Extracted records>
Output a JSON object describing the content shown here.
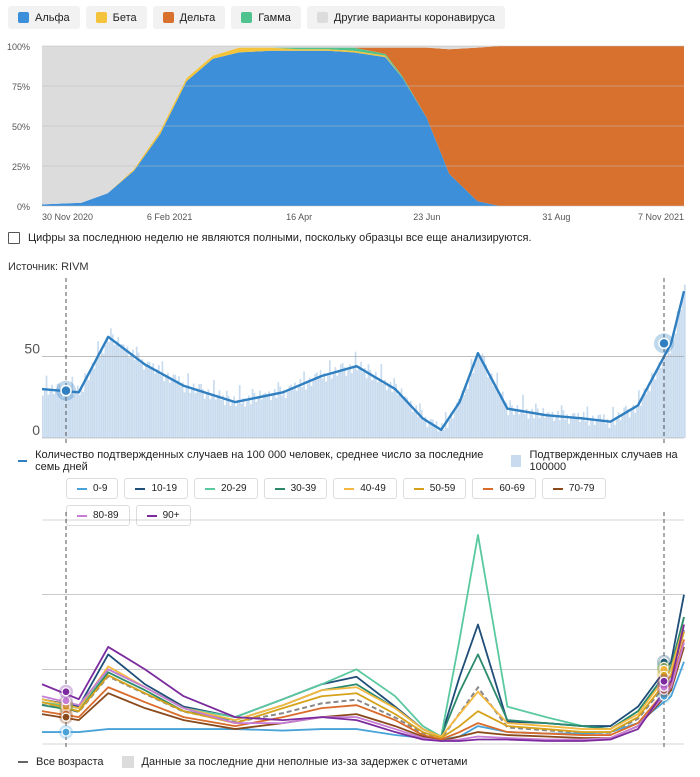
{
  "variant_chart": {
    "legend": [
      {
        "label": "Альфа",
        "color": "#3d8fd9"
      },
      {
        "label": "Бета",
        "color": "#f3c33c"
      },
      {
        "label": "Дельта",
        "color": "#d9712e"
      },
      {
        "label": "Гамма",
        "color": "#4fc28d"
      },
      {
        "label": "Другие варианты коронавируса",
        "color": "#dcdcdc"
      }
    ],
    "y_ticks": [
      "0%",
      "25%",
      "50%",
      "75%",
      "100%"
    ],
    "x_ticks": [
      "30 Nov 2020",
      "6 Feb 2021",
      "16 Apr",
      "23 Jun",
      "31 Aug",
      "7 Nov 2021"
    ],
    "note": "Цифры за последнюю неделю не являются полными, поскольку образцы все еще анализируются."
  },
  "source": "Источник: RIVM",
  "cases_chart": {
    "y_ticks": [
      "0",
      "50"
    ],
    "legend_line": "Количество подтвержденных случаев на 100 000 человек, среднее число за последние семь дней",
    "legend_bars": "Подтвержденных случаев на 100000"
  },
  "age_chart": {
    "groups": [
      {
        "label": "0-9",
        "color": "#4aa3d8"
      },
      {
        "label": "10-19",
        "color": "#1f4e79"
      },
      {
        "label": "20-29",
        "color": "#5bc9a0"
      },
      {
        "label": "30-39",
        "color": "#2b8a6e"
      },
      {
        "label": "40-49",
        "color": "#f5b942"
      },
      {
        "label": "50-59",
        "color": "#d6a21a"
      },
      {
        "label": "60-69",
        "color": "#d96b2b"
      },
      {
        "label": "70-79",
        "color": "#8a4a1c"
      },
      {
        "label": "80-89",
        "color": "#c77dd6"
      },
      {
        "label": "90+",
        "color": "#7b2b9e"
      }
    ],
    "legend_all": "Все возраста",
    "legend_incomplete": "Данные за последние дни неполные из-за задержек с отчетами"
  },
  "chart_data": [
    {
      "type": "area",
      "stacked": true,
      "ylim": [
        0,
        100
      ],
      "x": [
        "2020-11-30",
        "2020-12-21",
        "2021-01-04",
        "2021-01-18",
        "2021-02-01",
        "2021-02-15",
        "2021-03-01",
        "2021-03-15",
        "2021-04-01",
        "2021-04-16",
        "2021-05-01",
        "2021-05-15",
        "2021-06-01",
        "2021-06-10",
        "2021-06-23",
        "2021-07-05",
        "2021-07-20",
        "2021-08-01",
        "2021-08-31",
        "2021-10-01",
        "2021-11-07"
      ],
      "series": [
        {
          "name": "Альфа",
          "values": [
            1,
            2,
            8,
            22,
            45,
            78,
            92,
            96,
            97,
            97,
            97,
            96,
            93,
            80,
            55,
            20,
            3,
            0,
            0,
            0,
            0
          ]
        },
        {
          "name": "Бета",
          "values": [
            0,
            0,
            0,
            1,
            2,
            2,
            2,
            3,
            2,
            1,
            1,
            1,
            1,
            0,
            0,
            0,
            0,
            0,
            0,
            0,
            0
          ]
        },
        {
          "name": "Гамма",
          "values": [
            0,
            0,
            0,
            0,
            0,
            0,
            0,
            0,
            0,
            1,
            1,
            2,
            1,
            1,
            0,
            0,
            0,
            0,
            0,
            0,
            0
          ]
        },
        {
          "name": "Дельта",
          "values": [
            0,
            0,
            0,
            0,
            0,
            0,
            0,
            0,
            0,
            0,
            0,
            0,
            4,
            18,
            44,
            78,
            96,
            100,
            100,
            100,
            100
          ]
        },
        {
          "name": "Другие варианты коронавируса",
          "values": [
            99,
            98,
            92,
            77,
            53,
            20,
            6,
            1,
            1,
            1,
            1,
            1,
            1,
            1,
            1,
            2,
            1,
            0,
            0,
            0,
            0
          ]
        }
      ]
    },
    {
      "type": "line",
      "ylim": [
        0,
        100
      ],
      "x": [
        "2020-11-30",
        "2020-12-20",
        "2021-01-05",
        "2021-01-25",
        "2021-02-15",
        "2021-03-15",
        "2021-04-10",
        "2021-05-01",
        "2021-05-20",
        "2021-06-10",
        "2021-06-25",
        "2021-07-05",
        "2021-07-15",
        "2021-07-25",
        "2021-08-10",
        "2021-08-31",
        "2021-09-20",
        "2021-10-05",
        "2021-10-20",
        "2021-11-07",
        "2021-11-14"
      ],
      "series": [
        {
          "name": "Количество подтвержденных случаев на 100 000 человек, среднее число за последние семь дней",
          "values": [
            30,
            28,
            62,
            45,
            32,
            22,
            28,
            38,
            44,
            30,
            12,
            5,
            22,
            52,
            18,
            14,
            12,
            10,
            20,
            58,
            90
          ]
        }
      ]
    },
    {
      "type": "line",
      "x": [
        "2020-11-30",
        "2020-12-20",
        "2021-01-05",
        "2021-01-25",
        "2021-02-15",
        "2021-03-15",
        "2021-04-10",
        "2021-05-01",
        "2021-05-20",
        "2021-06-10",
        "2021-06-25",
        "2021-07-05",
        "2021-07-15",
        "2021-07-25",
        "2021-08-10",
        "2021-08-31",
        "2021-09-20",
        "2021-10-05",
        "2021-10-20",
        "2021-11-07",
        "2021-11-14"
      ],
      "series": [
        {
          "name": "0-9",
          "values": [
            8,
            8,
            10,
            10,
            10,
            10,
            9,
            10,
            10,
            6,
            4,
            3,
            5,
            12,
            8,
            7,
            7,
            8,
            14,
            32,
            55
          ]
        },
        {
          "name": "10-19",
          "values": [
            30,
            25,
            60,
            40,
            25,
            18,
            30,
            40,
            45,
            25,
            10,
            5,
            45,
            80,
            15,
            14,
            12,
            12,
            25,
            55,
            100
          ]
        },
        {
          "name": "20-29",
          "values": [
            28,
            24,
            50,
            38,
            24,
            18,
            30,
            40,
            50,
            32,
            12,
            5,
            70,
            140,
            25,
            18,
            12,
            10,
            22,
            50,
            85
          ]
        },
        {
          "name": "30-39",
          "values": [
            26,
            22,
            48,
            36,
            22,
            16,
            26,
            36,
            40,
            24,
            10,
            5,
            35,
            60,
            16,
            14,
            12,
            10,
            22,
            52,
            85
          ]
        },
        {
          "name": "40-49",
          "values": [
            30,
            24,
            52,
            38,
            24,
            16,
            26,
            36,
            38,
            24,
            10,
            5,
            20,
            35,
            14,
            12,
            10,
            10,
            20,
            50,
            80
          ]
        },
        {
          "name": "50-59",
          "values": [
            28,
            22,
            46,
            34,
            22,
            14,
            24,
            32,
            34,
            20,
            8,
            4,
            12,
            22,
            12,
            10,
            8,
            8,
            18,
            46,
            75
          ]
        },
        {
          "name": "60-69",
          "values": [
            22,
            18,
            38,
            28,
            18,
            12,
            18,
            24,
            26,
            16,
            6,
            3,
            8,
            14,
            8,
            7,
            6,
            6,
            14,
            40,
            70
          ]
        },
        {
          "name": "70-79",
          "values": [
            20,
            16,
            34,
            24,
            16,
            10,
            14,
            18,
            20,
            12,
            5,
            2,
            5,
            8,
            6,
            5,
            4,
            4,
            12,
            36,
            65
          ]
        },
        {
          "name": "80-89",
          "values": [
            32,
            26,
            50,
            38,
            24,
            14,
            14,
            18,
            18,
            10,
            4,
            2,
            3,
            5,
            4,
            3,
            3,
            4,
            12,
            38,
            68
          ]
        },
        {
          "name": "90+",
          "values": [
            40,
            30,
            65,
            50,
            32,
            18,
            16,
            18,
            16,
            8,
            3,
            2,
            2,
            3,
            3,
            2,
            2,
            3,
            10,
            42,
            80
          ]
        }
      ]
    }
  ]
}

Exercise>
Pull out all lines from the entries above that include the word "случаев".

Solution for this problem>
    "legend_line": "Количество подтвержденных случаев на 100 000 человек, среднее число за последние семь дней",
    "legend_bars": "Подтвержденных случаев на 100000"
          "name": "Количество подтвержденных случаев на 100 000 человек, среднее число за последние семь дней",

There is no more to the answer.